■ **What the task asks**:
Make an exact transcription of the material, leaving out all images.

■ **Provided data**:
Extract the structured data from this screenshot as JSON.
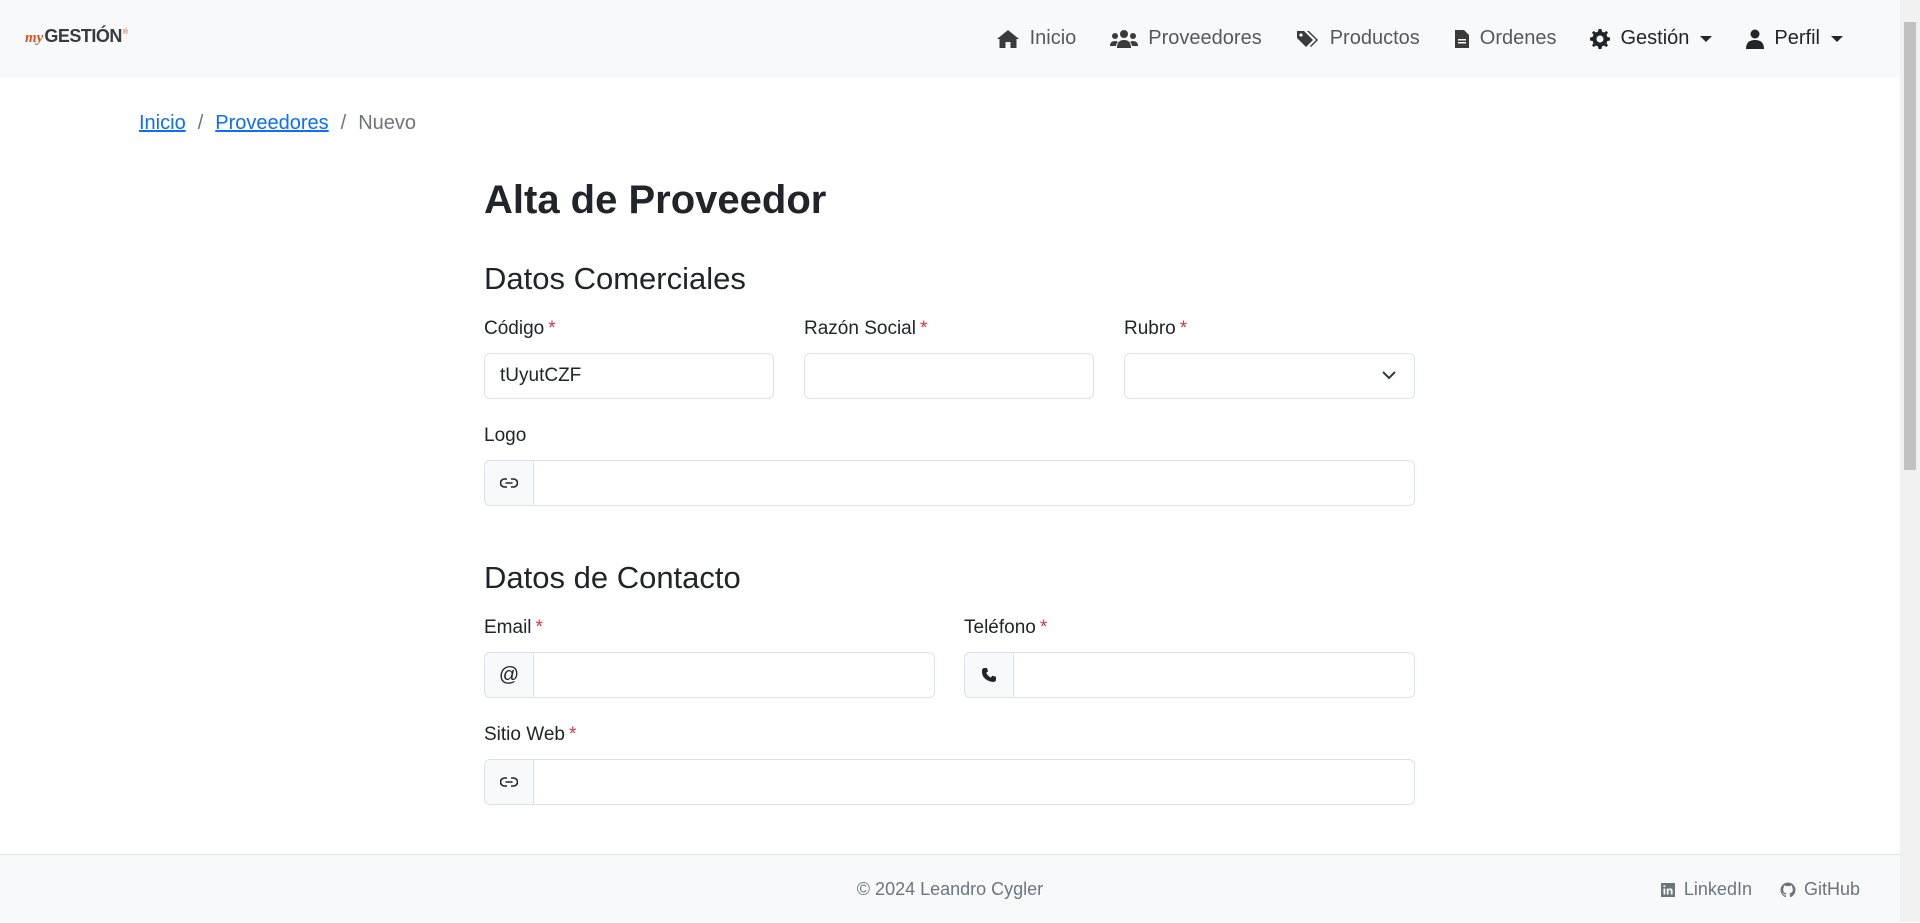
{
  "brand": {
    "my": "my",
    "name": "GESTIÓN",
    "reg": "®"
  },
  "nav": {
    "inicio": "Inicio",
    "proveedores": "Proveedores",
    "productos": "Productos",
    "ordenes": "Ordenes",
    "gestion": "Gestión",
    "perfil": "Perfil"
  },
  "breadcrumb": {
    "home": "Inicio",
    "parent": "Proveedores",
    "current": "Nuevo",
    "separator": "/"
  },
  "page": {
    "title": "Alta de Proveedor"
  },
  "comercial": {
    "heading": "Datos Comerciales",
    "codigo_label": "Código",
    "codigo_value": "tUyutCZF",
    "razon_label": "Razón Social",
    "razon_value": "",
    "rubro_label": "Rubro",
    "rubro_value": "",
    "logo_label": "Logo"
  },
  "contacto": {
    "heading": "Datos de Contacto",
    "email_label": "Email",
    "email_addon": "@",
    "telefono_label": "Teléfono",
    "sitio_label": "Sitio Web"
  },
  "required_mark": "*",
  "footer": {
    "copyright": "© 2024 Leandro Cygler",
    "linkedin": "LinkedIn",
    "github": "GitHub"
  },
  "colors": {
    "navbar_bg": "#f8f9fa",
    "link": "#0d6efd",
    "required": "#dc3545",
    "border": "#dee2e6"
  }
}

■ **Exercise response**:
Extract the structured data from this screenshot as JSON.
{
  "brand": {
    "my": "my",
    "name": "GESTIÓN",
    "reg": "®"
  },
  "nav": {
    "inicio": "Inicio",
    "proveedores": "Proveedores",
    "productos": "Productos",
    "ordenes": "Ordenes",
    "gestion": "Gestión",
    "perfil": "Perfil"
  },
  "breadcrumb": {
    "home": "Inicio",
    "parent": "Proveedores",
    "current": "Nuevo",
    "separator": "/"
  },
  "page": {
    "title": "Alta de Proveedor"
  },
  "comercial": {
    "heading": "Datos Comerciales",
    "codigo_label": "Código",
    "codigo_value": "tUyutCZF",
    "razon_label": "Razón Social",
    "razon_value": "",
    "rubro_label": "Rubro",
    "rubro_value": "",
    "logo_label": "Logo"
  },
  "contacto": {
    "heading": "Datos de Contacto",
    "email_label": "Email",
    "email_addon": "@",
    "telefono_label": "Teléfono",
    "sitio_label": "Sitio Web"
  },
  "required_mark": "*",
  "footer": {
    "copyright": "© 2024 Leandro Cygler",
    "linkedin": "LinkedIn",
    "github": "GitHub"
  },
  "colors": {
    "navbar_bg": "#f8f9fa",
    "link": "#0d6efd",
    "required": "#dc3545",
    "border": "#dee2e6"
  }
}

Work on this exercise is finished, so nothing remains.